**GIVEN PROBLEM:**
Extract each line holding the word "contadinello" from the entries.
○ ○ ○
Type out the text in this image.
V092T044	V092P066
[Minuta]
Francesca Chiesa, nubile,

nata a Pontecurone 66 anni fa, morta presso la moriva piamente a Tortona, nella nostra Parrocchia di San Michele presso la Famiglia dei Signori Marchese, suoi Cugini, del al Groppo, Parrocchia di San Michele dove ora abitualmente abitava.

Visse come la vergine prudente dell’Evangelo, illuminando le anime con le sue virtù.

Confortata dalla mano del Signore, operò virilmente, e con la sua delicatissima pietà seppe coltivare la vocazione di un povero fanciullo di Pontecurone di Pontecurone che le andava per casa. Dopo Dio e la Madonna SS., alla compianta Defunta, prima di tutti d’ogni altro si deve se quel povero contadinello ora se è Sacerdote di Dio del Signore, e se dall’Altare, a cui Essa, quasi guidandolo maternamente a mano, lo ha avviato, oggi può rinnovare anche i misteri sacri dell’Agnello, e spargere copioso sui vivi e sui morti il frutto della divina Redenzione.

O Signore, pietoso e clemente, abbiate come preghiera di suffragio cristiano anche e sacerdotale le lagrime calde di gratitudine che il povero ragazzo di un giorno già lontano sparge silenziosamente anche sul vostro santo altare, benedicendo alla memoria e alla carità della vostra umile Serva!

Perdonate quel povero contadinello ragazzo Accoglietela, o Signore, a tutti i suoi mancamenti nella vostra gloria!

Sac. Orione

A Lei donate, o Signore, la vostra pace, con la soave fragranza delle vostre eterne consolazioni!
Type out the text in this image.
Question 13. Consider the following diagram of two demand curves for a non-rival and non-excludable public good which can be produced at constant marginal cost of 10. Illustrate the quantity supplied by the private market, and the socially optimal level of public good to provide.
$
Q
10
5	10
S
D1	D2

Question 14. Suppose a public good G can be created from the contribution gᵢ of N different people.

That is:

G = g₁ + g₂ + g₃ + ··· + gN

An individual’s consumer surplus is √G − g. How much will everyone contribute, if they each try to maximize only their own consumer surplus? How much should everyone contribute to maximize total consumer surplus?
○ ○ ○
**CORRECT RESPONSE:**
Confortata dalla mano del Signore, operò virilmente, e con la sua delicatissima pietà seppe coltivare la vocazione di un povero fanciullo di Pontecurone di Pontecurone che le andava per casa. Dopo Dio e la Madonna SS., alla compianta Defunta, prima di tutti d’ogni altro si deve se quel povero contadinello ora se è Sacerdote di Dio del Signore, e se dall’Altare, a cui Essa, quasi guidandolo maternamente a mano, lo ha avviato, oggi può rinnovare anche i misteri sacri dell’Agnello, e spargere copioso sui vivi e sui morti il frutto della divina Redenzione.
Perdonate quel povero contadinello ragazzo Accoglietela, o Signore, a tutti i suoi mancamenti nella vostra gloria!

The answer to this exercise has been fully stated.